Drop every picture and give the entries back exactly.

• **RECORDS FOR THIS TASK**:

┄┄┄┄┄┄

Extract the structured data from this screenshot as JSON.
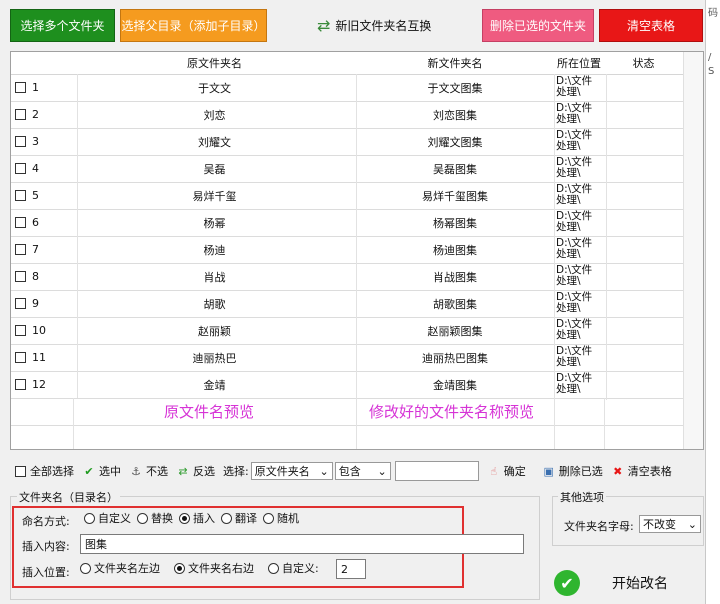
{
  "toolbar": {
    "select_multiple": "选择多个文件夹",
    "select_parent": "选择父目录（添加子目录）",
    "swap_names": "新旧文件夹名互换",
    "delete_selected": "删除已选的文件夹",
    "clear_table": "清空表格"
  },
  "right_strip": {
    "top": "码",
    "mid1": "/",
    "mid2": "S"
  },
  "table": {
    "headers": {
      "original": "原文件夹名",
      "new": "新文件夹名",
      "location": "所在位置",
      "status": "状态"
    },
    "location_line1": "D:\\文件",
    "location_line2": "处理\\",
    "rows": [
      {
        "num": "1",
        "original": "于文文",
        "new": "于文文图集"
      },
      {
        "num": "2",
        "original": "刘恋",
        "new": "刘恋图集"
      },
      {
        "num": "3",
        "original": "刘耀文",
        "new": "刘耀文图集"
      },
      {
        "num": "4",
        "original": "吴磊",
        "new": "吴磊图集"
      },
      {
        "num": "5",
        "original": "易烊千玺",
        "new": "易烊千玺图集"
      },
      {
        "num": "6",
        "original": "杨幂",
        "new": "杨幂图集"
      },
      {
        "num": "7",
        "original": "杨迪",
        "new": "杨迪图集"
      },
      {
        "num": "8",
        "original": "肖战",
        "new": "肖战图集"
      },
      {
        "num": "9",
        "original": "胡歌",
        "new": "胡歌图集"
      },
      {
        "num": "10",
        "original": "赵丽颖",
        "new": "赵丽颖图集"
      },
      {
        "num": "11",
        "original": "迪丽热巴",
        "new": "迪丽热巴图集"
      },
      {
        "num": "12",
        "original": "金靖",
        "new": "金靖图集"
      }
    ],
    "overlay_original": "原文件名预览",
    "overlay_new": "修改好的文件夹名称预览"
  },
  "selection_bar": {
    "select_all": "全部选择",
    "select": "选中",
    "deselect": "不选",
    "invert": "反选",
    "choose_label": "选择:",
    "field_value": "原文件夹名",
    "match_value": "包含",
    "search_value": "",
    "confirm": "确定",
    "delete_selected": "删除已选",
    "clear_table": "清空表格"
  },
  "naming_group": {
    "title": "文件夹名（目录名）",
    "mode_label": "命名方式:",
    "modes": [
      "自定义",
      "替换",
      "插入",
      "翻译",
      "随机"
    ],
    "selected_mode": "插入",
    "insert_content_label": "插入内容:",
    "insert_content_value": "图集",
    "insert_position_label": "插入位置:",
    "positions": [
      "文件夹名左边",
      "文件夹名右边",
      "自定义:"
    ],
    "selected_position": "文件夹名右边",
    "custom_position_value": "2"
  },
  "other_options": {
    "title": "其他选项",
    "letter_label": "文件夹名字母:",
    "letter_value": "不改变"
  },
  "start_button": {
    "label": "开始改名"
  },
  "colors": {
    "green": "#1e8f1e",
    "orange": "#f59b1f",
    "pink": "#ef5b80",
    "red": "#e81717",
    "overlay": "#d633d6",
    "highlight": "#e03030"
  }
}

┄┄┄┄┄┄

• **TASK SOLUTION**:
Extract the structured data from this screenshot as JSON.
{
  "toolbar": {
    "select_multiple": "选择多个文件夹",
    "select_parent": "选择父目录（添加子目录）",
    "swap_names": "新旧文件夹名互换",
    "delete_selected": "删除已选的文件夹",
    "clear_table": "清空表格"
  },
  "right_strip": {
    "top": "码",
    "mid1": "/",
    "mid2": "S"
  },
  "table": {
    "headers": {
      "original": "原文件夹名",
      "new": "新文件夹名",
      "location": "所在位置",
      "status": "状态"
    },
    "location_line1": "D:\\文件",
    "location_line2": "处理\\",
    "rows": [
      {
        "num": "1",
        "original": "于文文",
        "new": "于文文图集"
      },
      {
        "num": "2",
        "original": "刘恋",
        "new": "刘恋图集"
      },
      {
        "num": "3",
        "original": "刘耀文",
        "new": "刘耀文图集"
      },
      {
        "num": "4",
        "original": "吴磊",
        "new": "吴磊图集"
      },
      {
        "num": "5",
        "original": "易烊千玺",
        "new": "易烊千玺图集"
      },
      {
        "num": "6",
        "original": "杨幂",
        "new": "杨幂图集"
      },
      {
        "num": "7",
        "original": "杨迪",
        "new": "杨迪图集"
      },
      {
        "num": "8",
        "original": "肖战",
        "new": "肖战图集"
      },
      {
        "num": "9",
        "original": "胡歌",
        "new": "胡歌图集"
      },
      {
        "num": "10",
        "original": "赵丽颖",
        "new": "赵丽颖图集"
      },
      {
        "num": "11",
        "original": "迪丽热巴",
        "new": "迪丽热巴图集"
      },
      {
        "num": "12",
        "original": "金靖",
        "new": "金靖图集"
      }
    ],
    "overlay_original": "原文件名预览",
    "overlay_new": "修改好的文件夹名称预览"
  },
  "selection_bar": {
    "select_all": "全部选择",
    "select": "选中",
    "deselect": "不选",
    "invert": "反选",
    "choose_label": "选择:",
    "field_value": "原文件夹名",
    "match_value": "包含",
    "search_value": "",
    "confirm": "确定",
    "delete_selected": "删除已选",
    "clear_table": "清空表格"
  },
  "naming_group": {
    "title": "文件夹名（目录名）",
    "mode_label": "命名方式:",
    "modes": [
      "自定义",
      "替换",
      "插入",
      "翻译",
      "随机"
    ],
    "selected_mode": "插入",
    "insert_content_label": "插入内容:",
    "insert_content_value": "图集",
    "insert_position_label": "插入位置:",
    "positions": [
      "文件夹名左边",
      "文件夹名右边",
      "自定义:"
    ],
    "selected_position": "文件夹名右边",
    "custom_position_value": "2"
  },
  "other_options": {
    "title": "其他选项",
    "letter_label": "文件夹名字母:",
    "letter_value": "不改变"
  },
  "start_button": {
    "label": "开始改名"
  },
  "colors": {
    "green": "#1e8f1e",
    "orange": "#f59b1f",
    "pink": "#ef5b80",
    "red": "#e81717",
    "overlay": "#d633d6",
    "highlight": "#e03030"
  }
}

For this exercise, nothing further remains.